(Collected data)

┏━━

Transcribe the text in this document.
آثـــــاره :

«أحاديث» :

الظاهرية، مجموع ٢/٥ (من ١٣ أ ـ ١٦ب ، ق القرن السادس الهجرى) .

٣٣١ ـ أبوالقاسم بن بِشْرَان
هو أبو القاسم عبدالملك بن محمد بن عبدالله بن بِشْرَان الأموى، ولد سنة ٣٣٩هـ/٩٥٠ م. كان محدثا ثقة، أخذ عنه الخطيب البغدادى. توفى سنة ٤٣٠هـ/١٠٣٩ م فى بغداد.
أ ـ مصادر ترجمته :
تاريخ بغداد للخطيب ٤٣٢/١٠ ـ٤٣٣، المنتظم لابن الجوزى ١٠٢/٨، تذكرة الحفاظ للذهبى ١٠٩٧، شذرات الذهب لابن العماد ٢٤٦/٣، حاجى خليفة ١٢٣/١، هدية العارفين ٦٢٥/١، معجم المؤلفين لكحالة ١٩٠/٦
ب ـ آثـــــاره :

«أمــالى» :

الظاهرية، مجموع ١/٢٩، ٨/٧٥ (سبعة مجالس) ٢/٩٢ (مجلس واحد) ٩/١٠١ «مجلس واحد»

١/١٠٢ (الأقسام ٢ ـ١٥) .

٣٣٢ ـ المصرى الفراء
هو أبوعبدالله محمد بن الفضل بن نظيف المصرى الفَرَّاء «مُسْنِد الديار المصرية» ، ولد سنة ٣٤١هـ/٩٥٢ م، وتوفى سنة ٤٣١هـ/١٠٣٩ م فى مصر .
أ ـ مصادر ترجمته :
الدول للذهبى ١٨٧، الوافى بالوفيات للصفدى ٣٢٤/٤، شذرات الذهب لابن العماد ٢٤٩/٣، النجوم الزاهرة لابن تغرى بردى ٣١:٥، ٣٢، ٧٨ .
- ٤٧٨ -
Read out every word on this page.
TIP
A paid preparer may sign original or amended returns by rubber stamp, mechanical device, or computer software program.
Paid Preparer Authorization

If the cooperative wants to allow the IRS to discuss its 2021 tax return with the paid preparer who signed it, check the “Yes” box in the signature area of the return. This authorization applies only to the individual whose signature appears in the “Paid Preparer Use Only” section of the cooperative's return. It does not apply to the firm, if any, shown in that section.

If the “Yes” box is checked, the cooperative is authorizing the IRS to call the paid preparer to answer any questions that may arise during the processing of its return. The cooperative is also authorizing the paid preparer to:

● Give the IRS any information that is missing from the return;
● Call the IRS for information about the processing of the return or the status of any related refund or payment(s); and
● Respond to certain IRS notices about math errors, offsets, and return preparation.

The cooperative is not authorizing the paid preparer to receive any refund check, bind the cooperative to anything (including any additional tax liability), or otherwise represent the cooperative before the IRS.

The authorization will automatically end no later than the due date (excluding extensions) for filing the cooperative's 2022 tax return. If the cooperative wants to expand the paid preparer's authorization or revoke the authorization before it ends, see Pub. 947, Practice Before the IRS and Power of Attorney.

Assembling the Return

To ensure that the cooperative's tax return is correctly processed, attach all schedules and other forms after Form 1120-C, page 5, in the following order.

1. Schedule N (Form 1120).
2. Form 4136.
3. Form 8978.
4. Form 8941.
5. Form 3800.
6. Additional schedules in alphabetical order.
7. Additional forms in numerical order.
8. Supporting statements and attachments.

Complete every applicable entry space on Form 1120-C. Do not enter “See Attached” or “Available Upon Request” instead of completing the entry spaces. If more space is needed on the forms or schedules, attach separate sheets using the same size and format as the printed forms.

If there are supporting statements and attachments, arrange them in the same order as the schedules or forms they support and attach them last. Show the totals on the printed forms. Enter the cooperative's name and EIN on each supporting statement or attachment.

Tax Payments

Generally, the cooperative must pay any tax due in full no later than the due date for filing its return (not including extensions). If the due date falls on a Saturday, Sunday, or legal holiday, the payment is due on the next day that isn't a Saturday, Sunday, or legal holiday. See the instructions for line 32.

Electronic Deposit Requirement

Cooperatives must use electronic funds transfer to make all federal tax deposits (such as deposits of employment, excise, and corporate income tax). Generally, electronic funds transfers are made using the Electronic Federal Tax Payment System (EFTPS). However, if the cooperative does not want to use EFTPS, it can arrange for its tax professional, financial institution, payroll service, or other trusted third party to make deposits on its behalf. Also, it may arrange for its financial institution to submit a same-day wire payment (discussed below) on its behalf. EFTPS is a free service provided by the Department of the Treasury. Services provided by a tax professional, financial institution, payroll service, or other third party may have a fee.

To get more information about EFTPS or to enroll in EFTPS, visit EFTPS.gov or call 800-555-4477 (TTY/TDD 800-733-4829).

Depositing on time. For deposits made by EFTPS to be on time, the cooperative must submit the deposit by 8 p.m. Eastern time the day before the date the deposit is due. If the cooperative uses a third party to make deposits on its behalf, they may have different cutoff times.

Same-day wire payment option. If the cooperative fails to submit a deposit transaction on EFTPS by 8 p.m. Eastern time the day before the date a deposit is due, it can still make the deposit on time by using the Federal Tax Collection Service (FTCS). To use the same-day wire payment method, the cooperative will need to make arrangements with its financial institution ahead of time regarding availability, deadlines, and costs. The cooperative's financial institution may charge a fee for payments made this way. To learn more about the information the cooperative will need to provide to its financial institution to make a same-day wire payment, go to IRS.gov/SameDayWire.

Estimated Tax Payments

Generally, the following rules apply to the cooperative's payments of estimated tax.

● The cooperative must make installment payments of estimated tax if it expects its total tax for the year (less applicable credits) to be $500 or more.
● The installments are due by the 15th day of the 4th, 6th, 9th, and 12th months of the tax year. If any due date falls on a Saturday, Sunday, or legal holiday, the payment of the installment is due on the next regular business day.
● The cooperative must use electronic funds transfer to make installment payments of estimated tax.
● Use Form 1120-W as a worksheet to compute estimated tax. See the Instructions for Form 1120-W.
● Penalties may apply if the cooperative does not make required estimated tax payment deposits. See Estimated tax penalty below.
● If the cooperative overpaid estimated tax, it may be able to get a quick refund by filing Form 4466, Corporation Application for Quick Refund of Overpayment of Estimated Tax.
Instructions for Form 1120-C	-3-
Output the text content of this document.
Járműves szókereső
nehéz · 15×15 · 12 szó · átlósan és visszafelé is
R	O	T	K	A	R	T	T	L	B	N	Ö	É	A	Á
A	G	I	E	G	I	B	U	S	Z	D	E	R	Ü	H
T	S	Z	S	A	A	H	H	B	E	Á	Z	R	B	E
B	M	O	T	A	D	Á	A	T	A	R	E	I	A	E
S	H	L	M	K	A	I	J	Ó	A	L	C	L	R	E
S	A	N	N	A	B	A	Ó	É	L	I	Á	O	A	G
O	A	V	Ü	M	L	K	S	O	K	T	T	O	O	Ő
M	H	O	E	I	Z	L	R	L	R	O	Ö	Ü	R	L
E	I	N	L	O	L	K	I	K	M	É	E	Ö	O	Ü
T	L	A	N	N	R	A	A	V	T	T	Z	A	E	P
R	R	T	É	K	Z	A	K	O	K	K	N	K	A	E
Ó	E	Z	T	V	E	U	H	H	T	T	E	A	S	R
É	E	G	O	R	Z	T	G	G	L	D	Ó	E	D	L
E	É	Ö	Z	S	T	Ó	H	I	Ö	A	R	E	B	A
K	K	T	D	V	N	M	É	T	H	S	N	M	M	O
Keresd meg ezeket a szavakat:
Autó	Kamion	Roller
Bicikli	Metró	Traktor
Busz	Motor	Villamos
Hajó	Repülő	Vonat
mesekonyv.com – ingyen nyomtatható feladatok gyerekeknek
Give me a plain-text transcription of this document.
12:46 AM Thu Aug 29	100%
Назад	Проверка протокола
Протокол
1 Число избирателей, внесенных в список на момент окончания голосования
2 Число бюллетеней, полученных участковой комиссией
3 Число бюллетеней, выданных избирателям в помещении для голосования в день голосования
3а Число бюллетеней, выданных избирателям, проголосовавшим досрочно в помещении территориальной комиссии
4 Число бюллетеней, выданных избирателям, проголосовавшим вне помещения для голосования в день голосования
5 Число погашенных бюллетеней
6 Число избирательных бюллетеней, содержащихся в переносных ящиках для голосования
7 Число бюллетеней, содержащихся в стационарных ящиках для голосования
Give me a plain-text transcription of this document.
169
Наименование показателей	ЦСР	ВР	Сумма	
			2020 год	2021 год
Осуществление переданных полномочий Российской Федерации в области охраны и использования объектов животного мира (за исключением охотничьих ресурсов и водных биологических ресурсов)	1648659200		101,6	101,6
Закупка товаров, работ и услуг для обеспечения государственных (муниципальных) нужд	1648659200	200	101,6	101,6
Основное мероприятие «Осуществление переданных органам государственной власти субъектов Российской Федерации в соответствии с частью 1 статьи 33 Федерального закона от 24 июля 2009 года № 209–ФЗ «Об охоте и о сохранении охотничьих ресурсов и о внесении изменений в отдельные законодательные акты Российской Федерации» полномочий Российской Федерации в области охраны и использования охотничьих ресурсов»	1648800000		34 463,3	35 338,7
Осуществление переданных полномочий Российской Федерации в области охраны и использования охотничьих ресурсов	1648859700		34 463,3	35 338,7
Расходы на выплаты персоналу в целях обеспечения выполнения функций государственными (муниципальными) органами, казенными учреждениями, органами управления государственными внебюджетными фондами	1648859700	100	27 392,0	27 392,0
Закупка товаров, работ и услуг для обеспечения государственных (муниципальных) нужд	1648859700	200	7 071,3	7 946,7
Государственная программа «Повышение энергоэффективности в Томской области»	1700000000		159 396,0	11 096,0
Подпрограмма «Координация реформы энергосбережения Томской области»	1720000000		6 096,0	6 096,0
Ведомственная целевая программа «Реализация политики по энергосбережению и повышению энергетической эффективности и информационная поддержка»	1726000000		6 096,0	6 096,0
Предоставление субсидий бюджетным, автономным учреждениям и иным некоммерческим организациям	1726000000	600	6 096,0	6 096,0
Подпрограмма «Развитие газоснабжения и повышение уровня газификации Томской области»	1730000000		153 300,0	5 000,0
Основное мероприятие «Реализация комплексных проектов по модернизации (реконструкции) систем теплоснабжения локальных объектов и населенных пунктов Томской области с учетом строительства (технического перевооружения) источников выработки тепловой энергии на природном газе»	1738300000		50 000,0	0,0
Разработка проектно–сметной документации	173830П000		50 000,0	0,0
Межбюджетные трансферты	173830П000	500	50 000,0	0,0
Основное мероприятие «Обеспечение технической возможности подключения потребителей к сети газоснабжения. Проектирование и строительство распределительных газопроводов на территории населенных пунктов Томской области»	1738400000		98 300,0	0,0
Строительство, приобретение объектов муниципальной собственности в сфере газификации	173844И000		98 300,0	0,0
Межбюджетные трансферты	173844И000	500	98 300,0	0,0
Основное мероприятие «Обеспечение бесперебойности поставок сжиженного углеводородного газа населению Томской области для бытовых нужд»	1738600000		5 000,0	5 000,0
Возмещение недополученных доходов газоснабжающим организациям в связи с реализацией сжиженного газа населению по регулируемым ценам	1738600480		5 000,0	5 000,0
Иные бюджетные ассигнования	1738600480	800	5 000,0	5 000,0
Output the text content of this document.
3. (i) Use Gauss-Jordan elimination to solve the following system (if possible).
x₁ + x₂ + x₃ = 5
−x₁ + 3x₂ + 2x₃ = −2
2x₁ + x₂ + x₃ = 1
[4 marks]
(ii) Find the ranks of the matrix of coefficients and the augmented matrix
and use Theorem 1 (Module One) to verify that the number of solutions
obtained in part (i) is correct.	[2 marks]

┗━━

Short exercise —
Every line of the records that includes the word "year" should be gathered.

Written answer —
● The cooperative must make installment payments of estimated tax if it expects its total tax for the year (less applicable credits) to be $500 or more.
● The installments are due by the 15th day of the 4th, 6th, 9th, and 12th months of the tax year. If any due date falls on a Saturday, Sunday, or legal holiday, the payment of the installment is due on the next regular business day.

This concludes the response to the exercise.